▶ _What you have to do_: Each record below should appear again exactly as written.

▶ _Excerpted data_:
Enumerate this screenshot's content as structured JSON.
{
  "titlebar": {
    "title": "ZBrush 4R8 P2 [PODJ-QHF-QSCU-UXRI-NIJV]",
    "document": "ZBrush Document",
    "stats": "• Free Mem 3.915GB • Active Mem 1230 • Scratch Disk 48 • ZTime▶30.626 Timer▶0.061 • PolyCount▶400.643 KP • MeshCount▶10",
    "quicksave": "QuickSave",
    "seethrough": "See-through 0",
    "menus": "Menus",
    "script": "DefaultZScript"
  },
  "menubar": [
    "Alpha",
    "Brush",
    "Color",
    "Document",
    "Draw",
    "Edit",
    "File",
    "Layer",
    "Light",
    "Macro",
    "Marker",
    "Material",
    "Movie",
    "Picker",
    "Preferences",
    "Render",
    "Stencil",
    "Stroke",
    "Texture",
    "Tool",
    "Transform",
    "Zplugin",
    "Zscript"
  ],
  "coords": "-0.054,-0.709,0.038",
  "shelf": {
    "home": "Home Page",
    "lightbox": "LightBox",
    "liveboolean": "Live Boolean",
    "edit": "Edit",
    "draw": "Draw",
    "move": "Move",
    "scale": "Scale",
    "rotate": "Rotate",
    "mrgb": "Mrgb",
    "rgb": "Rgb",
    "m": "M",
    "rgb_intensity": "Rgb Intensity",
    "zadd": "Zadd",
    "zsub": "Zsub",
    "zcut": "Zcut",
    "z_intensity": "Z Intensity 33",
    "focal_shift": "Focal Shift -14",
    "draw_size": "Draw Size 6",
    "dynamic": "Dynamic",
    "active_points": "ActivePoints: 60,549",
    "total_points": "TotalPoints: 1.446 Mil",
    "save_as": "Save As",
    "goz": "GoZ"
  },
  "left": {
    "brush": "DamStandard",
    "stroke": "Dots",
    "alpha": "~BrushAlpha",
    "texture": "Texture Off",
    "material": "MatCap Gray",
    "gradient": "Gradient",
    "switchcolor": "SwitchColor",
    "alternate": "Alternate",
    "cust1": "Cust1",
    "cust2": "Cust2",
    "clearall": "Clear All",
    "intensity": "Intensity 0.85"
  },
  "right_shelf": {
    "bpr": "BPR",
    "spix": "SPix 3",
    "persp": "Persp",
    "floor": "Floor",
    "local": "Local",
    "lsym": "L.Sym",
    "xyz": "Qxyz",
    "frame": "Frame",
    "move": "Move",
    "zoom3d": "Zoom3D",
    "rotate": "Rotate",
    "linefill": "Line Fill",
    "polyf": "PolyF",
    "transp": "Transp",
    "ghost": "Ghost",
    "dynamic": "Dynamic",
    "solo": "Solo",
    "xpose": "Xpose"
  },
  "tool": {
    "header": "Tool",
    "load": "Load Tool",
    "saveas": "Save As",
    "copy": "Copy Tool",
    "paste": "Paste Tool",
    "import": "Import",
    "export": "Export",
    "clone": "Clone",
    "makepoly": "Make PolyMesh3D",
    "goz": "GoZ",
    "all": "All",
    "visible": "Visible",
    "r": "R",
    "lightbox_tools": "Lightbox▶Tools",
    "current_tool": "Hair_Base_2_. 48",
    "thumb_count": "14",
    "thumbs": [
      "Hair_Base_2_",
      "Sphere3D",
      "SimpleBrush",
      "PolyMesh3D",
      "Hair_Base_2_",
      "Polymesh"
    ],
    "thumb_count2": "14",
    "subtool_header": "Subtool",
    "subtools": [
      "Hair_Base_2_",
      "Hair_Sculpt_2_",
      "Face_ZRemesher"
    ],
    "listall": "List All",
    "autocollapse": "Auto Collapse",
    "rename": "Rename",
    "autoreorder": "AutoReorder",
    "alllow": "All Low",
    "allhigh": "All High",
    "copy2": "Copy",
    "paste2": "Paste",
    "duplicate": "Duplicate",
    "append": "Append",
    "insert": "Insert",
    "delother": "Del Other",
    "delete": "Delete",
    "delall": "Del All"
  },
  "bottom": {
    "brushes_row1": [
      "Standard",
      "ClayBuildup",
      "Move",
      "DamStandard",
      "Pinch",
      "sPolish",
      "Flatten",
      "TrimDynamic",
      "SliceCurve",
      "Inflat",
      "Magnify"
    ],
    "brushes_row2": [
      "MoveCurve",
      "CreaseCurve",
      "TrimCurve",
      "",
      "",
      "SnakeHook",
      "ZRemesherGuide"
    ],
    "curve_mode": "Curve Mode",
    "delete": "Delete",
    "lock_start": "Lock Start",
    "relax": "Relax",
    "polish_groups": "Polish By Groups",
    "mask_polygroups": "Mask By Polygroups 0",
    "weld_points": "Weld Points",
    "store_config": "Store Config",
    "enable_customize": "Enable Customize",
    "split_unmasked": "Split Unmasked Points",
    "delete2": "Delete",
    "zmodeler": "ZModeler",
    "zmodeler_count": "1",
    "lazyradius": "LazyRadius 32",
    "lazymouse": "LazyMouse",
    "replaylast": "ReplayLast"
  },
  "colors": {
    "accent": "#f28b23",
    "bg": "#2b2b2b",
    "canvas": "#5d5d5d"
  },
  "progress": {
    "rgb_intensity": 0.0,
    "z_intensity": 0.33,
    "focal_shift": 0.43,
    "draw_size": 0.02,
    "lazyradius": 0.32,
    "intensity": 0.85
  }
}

▶ _Exercise answer_:
Enumerate this screenshot's content as structured JSON.
{
  "titlebar": {
    "title": "ZBrush 4R8 P2 [PODJ-QHF-QSCU-UXRI-NIJV]",
    "document": "ZBrush Document",
    "stats": "• Free Mem 3.915GB • Active Mem 1230 • Scratch Disk 48 • ZTime▶30.626 Timer▶0.061 • PolyCount▶400.643 KP • MeshCount▶10",
    "quicksave": "QuickSave",
    "seethrough": "See-through 0",
    "menus": "Menus",
    "script": "DefaultZScript"
  },
  "menubar": [
    "Alpha",
    "Brush",
    "Color",
    "Document",
    "Draw",
    "Edit",
    "File",
    "Layer",
    "Light",
    "Macro",
    "Marker",
    "Material",
    "Movie",
    "Picker",
    "Preferences",
    "Render",
    "Stencil",
    "Stroke",
    "Texture",
    "Tool",
    "Transform",
    "Zplugin",
    "Zscript"
  ],
  "coords": "-0.054,-0.709,0.038",
  "shelf": {
    "home": "Home Page",
    "lightbox": "LightBox",
    "liveboolean": "Live Boolean",
    "edit": "Edit",
    "draw": "Draw",
    "move": "Move",
    "scale": "Scale",
    "rotate": "Rotate",
    "mrgb": "Mrgb",
    "rgb": "Rgb",
    "m": "M",
    "rgb_intensity": "Rgb Intensity",
    "zadd": "Zadd",
    "zsub": "Zsub",
    "zcut": "Zcut",
    "z_intensity": "Z Intensity 33",
    "focal_shift": "Focal Shift -14",
    "draw_size": "Draw Size 6",
    "dynamic": "Dynamic",
    "active_points": "ActivePoints: 60,549",
    "total_points": "TotalPoints: 1.446 Mil",
    "save_as": "Save As",
    "goz": "GoZ"
  },
  "left": {
    "brush": "DamStandard",
    "stroke": "Dots",
    "alpha": "~BrushAlpha",
    "texture": "Texture Off",
    "material": "MatCap Gray",
    "gradient": "Gradient",
    "switchcolor": "SwitchColor",
    "alternate": "Alternate",
    "cust1": "Cust1",
    "cust2": "Cust2",
    "clearall": "Clear All",
    "intensity": "Intensity 0.85"
  },
  "right_shelf": {
    "bpr": "BPR",
    "spix": "SPix 3",
    "persp": "Persp",
    "floor": "Floor",
    "local": "Local",
    "lsym": "L.Sym",
    "xyz": "Qxyz",
    "frame": "Frame",
    "move": "Move",
    "zoom3d": "Zoom3D",
    "rotate": "Rotate",
    "linefill": "Line Fill",
    "polyf": "PolyF",
    "transp": "Transp",
    "ghost": "Ghost",
    "dynamic": "Dynamic",
    "solo": "Solo",
    "xpose": "Xpose"
  },
  "tool": {
    "header": "Tool",
    "load": "Load Tool",
    "saveas": "Save As",
    "copy": "Copy Tool",
    "paste": "Paste Tool",
    "import": "Import",
    "export": "Export",
    "clone": "Clone",
    "makepoly": "Make PolyMesh3D",
    "goz": "GoZ",
    "all": "All",
    "visible": "Visible",
    "r": "R",
    "lightbox_tools": "Lightbox▶Tools",
    "current_tool": "Hair_Base_2_. 48",
    "thumb_count": "14",
    "thumbs": [
      "Hair_Base_2_",
      "Sphere3D",
      "SimpleBrush",
      "PolyMesh3D",
      "Hair_Base_2_",
      "Polymesh"
    ],
    "thumb_count2": "14",
    "subtool_header": "Subtool",
    "subtools": [
      "Hair_Base_2_",
      "Hair_Sculpt_2_",
      "Face_ZRemesher"
    ],
    "listall": "List All",
    "autocollapse": "Auto Collapse",
    "rename": "Rename",
    "autoreorder": "AutoReorder",
    "alllow": "All Low",
    "allhigh": "All High",
    "copy2": "Copy",
    "paste2": "Paste",
    "duplicate": "Duplicate",
    "append": "Append",
    "insert": "Insert",
    "delother": "Del Other",
    "delete": "Delete",
    "delall": "Del All"
  },
  "bottom": {
    "brushes_row1": [
      "Standard",
      "ClayBuildup",
      "Move",
      "DamStandard",
      "Pinch",
      "sPolish",
      "Flatten",
      "TrimDynamic",
      "SliceCurve",
      "Inflat",
      "Magnify"
    ],
    "brushes_row2": [
      "MoveCurve",
      "CreaseCurve",
      "TrimCurve",
      "",
      "",
      "SnakeHook",
      "ZRemesherGuide"
    ],
    "curve_mode": "Curve Mode",
    "delete": "Delete",
    "lock_start": "Lock Start",
    "relax": "Relax",
    "polish_groups": "Polish By Groups",
    "mask_polygroups": "Mask By Polygroups 0",
    "weld_points": "Weld Points",
    "store_config": "Store Config",
    "enable_customize": "Enable Customize",
    "split_unmasked": "Split Unmasked Points",
    "delete2": "Delete",
    "zmodeler": "ZModeler",
    "zmodeler_count": "1",
    "lazyradius": "LazyRadius 32",
    "lazymouse": "LazyMouse",
    "replaylast": "ReplayLast"
  },
  "colors": {
    "accent": "#f28b23",
    "bg": "#2b2b2b",
    "canvas": "#5d5d5d"
  },
  "progress": {
    "rgb_intensity": 0.0,
    "z_intensity": 0.33,
    "focal_shift": 0.43,
    "draw_size": 0.02,
    "lazyradius": 0.32,
    "intensity": 0.85
  }
}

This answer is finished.